Extract the full set of records that follows, word for word.
Begin Records to use
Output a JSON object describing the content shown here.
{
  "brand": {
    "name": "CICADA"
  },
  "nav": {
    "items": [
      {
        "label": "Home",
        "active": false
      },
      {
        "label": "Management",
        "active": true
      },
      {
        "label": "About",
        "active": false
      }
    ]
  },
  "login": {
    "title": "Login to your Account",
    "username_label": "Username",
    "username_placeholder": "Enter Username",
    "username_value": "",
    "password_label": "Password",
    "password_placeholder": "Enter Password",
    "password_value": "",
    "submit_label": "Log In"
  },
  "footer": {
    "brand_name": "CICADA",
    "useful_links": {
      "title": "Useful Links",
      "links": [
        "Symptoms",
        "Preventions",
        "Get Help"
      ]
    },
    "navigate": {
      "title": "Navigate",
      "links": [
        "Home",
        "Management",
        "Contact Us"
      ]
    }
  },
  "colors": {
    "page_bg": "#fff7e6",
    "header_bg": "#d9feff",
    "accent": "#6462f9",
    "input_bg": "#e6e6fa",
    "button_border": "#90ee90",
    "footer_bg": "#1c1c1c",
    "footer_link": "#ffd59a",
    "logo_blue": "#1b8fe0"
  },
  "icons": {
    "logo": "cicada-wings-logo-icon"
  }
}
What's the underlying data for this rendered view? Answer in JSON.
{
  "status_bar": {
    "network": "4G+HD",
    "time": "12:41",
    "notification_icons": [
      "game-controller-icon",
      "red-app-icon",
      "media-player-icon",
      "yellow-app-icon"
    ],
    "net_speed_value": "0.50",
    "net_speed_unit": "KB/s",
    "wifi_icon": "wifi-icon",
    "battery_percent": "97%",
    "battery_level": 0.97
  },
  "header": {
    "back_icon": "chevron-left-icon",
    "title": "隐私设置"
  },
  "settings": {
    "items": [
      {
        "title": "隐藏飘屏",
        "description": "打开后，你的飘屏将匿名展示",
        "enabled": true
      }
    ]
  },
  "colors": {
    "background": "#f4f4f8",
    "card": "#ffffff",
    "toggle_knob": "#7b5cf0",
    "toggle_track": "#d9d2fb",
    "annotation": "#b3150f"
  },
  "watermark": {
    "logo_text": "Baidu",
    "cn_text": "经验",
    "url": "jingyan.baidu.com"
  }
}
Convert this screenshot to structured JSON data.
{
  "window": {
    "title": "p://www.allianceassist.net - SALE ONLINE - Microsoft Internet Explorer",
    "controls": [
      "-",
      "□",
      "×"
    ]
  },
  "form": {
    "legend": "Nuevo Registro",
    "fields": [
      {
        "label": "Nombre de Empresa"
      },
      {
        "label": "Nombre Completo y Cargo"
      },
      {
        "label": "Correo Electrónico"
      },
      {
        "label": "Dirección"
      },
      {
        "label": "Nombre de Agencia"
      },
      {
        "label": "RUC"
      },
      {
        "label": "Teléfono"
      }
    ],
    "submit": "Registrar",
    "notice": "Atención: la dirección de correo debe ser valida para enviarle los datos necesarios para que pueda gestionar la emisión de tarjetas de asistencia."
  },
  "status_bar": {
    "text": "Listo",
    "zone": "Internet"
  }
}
End Records to use
**Completed exercise**:
Output a JSON object describing the content shown here.
{
  "brand": {
    "name": "CICADA"
  },
  "nav": {
    "items": [
      {
        "label": "Home",
        "active": false
      },
      {
        "label": "Management",
        "active": true
      },
      {
        "label": "About",
        "active": false
      }
    ]
  },
  "login": {
    "title": "Login to your Account",
    "username_label": "Username",
    "username_placeholder": "Enter Username",
    "username_value": "",
    "password_label": "Password",
    "password_placeholder": "Enter Password",
    "password_value": "",
    "submit_label": "Log In"
  },
  "footer": {
    "brand_name": "CICADA",
    "useful_links": {
      "title": "Useful Links",
      "links": [
        "Symptoms",
        "Preventions",
        "Get Help"
      ]
    },
    "navigate": {
      "title": "Navigate",
      "links": [
        "Home",
        "Management",
        "Contact Us"
      ]
    }
  },
  "colors": {
    "page_bg": "#fff7e6",
    "header_bg": "#d9feff",
    "accent": "#6462f9",
    "input_bg": "#e6e6fa",
    "button_border": "#90ee90",
    "footer_bg": "#1c1c1c",
    "footer_link": "#ffd59a",
    "logo_blue": "#1b8fe0"
  },
  "icons": {
    "logo": "cicada-wings-logo-icon"
  }
}
What's the underlying data for this rendered view? Answer in JSON.
{
  "status_bar": {
    "network": "4G+HD",
    "time": "12:41",
    "notification_icons": [
      "game-controller-icon",
      "red-app-icon",
      "media-player-icon",
      "yellow-app-icon"
    ],
    "net_speed_value": "0.50",
    "net_speed_unit": "KB/s",
    "wifi_icon": "wifi-icon",
    "battery_percent": "97%",
    "battery_level": 0.97
  },
  "header": {
    "back_icon": "chevron-left-icon",
    "title": "隐私设置"
  },
  "settings": {
    "items": [
      {
        "title": "隐藏飘屏",
        "description": "打开后，你的飘屏将匿名展示",
        "enabled": true
      }
    ]
  },
  "colors": {
    "background": "#f4f4f8",
    "card": "#ffffff",
    "toggle_knob": "#7b5cf0",
    "toggle_track": "#d9d2fb",
    "annotation": "#b3150f"
  },
  "watermark": {
    "logo_text": "Baidu",
    "cn_text": "经验",
    "url": "jingyan.baidu.com"
  }
}
Convert this screenshot to structured JSON data.
{
  "window": {
    "title": "p://www.allianceassist.net - SALE ONLINE - Microsoft Internet Explorer",
    "controls": [
      "-",
      "□",
      "×"
    ]
  },
  "form": {
    "legend": "Nuevo Registro",
    "fields": [
      {
        "label": "Nombre de Empresa"
      },
      {
        "label": "Nombre Completo y Cargo"
      },
      {
        "label": "Correo Electrónico"
      },
      {
        "label": "Dirección"
      },
      {
        "label": "Nombre de Agencia"
      },
      {
        "label": "RUC"
      },
      {
        "label": "Teléfono"
      }
    ],
    "submit": "Registrar",
    "notice": "Atención: la dirección de correo debe ser valida para enviarle los datos necesarios para que pueda gestionar la emisión de tarjetas de asistencia."
  },
  "status_bar": {
    "text": "Listo",
    "zone": "Internet"
  }
}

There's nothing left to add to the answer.